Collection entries
**********
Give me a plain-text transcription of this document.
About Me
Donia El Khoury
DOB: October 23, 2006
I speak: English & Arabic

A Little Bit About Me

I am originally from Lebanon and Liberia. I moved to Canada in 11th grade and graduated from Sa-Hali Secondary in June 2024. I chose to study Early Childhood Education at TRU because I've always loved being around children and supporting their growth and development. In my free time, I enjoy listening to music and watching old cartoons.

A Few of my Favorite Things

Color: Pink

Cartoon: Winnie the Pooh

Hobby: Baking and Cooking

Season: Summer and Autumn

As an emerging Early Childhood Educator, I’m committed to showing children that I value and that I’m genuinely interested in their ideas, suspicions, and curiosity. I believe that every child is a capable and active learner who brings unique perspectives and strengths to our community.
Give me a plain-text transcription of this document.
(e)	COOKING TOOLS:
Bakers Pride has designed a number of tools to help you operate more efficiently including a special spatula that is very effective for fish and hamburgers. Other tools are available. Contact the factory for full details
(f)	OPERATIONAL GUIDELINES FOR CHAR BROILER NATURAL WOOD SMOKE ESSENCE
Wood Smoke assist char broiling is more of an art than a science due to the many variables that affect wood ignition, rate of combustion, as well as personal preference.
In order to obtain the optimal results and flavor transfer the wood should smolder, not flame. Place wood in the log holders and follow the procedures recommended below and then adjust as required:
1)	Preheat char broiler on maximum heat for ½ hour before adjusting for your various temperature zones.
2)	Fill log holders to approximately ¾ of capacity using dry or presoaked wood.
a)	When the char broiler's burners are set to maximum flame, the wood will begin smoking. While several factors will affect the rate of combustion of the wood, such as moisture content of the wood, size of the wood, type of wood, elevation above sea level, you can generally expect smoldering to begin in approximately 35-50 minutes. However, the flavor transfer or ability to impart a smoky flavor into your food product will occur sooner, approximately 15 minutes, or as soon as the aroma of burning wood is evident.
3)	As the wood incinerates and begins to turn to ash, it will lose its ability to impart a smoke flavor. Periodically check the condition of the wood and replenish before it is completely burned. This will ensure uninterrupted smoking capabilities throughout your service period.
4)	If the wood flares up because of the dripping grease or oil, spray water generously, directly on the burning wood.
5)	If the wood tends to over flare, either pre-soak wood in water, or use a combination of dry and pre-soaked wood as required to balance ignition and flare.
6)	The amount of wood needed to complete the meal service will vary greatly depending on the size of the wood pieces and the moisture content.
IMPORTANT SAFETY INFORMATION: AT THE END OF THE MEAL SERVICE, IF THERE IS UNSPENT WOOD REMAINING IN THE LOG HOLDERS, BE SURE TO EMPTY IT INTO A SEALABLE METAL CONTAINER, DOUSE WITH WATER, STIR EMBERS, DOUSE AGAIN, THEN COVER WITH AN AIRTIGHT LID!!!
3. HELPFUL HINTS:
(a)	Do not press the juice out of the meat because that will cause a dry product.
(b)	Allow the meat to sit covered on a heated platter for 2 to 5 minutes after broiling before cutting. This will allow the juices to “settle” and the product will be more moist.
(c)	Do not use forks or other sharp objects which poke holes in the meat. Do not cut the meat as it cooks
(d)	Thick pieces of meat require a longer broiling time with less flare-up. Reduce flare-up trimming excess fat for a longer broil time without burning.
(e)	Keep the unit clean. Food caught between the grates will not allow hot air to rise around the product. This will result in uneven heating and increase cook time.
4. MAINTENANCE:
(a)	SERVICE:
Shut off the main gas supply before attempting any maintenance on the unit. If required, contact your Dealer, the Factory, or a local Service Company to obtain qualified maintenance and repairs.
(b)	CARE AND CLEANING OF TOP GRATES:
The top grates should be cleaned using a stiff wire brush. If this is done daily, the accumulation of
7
**********
Lines containing the word "using" must all be returned from the material above.

2)	Fill log holders to approximately ¾ of capacity using dry or presoaked wood.
The top grates should be cleaned using a stiff wire brush. If this is done daily, the accumulation of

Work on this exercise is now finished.